> _Dataset entries_:
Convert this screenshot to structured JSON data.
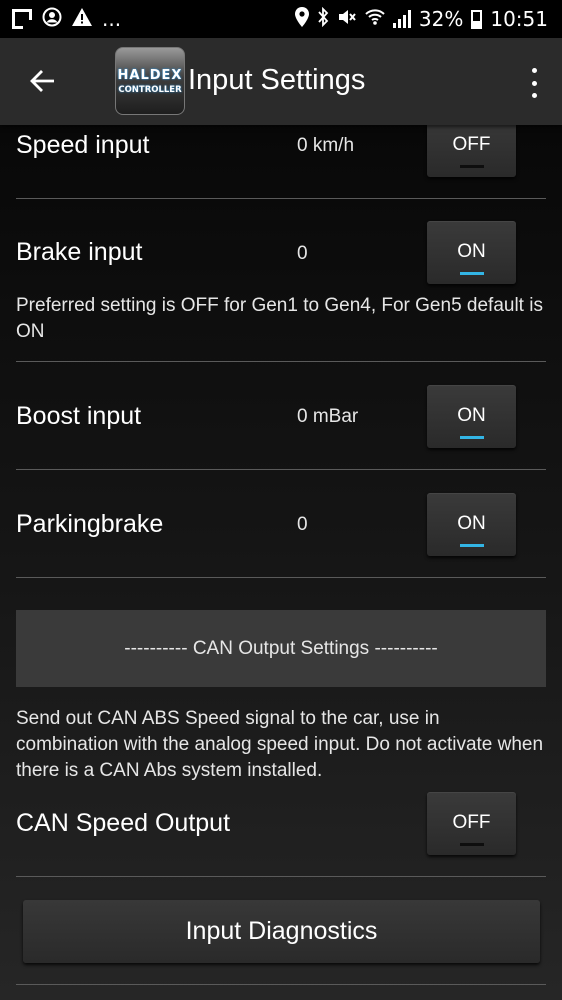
{
  "status_bar": {
    "dots": "...",
    "battery": "32%",
    "time": "10:51"
  },
  "app_bar": {
    "title": "Input Settings",
    "logo_top": "HALDEX",
    "logo_bottom": "CONTROLLER"
  },
  "rows": {
    "speed": {
      "label": "Speed input",
      "value": "0 km/h",
      "state": "OFF"
    },
    "brake": {
      "label": "Brake input",
      "value": "0",
      "state": "ON",
      "hint": "Preferred setting is OFF for Gen1 to Gen4, For Gen5 default is ON"
    },
    "boost": {
      "label": "Boost input",
      "value": "0 mBar",
      "state": "ON"
    },
    "parking": {
      "label": "Parkingbrake",
      "value": "0",
      "state": "ON"
    }
  },
  "can_section": {
    "header": "---------- CAN Output Settings ----------",
    "description": "Send out CAN ABS Speed signal to the car, use in combination with the analog speed input. Do not activate when there is a CAN Abs system installed.",
    "speed_output": {
      "label": "CAN Speed Output",
      "state": "OFF"
    }
  },
  "diagnostics_button": "Input Diagnostics",
  "colors": {
    "accent": "#33b5e5",
    "app_bar": "#2b2b2b",
    "status_bar": "#000000"
  }
}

> _Instructions for the task_:
Repeat the entries exactly. Pictures are excluded from the copy.

> _Worked answer_:
Convert this screenshot to structured JSON data.
{
  "status_bar": {
    "dots": "...",
    "battery": "32%",
    "time": "10:51"
  },
  "app_bar": {
    "title": "Input Settings",
    "logo_top": "HALDEX",
    "logo_bottom": "CONTROLLER"
  },
  "rows": {
    "speed": {
      "label": "Speed input",
      "value": "0 km/h",
      "state": "OFF"
    },
    "brake": {
      "label": "Brake input",
      "value": "0",
      "state": "ON",
      "hint": "Preferred setting is OFF for Gen1 to Gen4, For Gen5 default is ON"
    },
    "boost": {
      "label": "Boost input",
      "value": "0 mBar",
      "state": "ON"
    },
    "parking": {
      "label": "Parkingbrake",
      "value": "0",
      "state": "ON"
    }
  },
  "can_section": {
    "header": "---------- CAN Output Settings ----------",
    "description": "Send out CAN ABS Speed signal to the car, use in combination with the analog speed input. Do not activate when there is a CAN Abs system installed.",
    "speed_output": {
      "label": "CAN Speed Output",
      "state": "OFF"
    }
  },
  "diagnostics_button": "Input Diagnostics",
  "colors": {
    "accent": "#33b5e5",
    "app_bar": "#2b2b2b",
    "status_bar": "#000000"
  }
}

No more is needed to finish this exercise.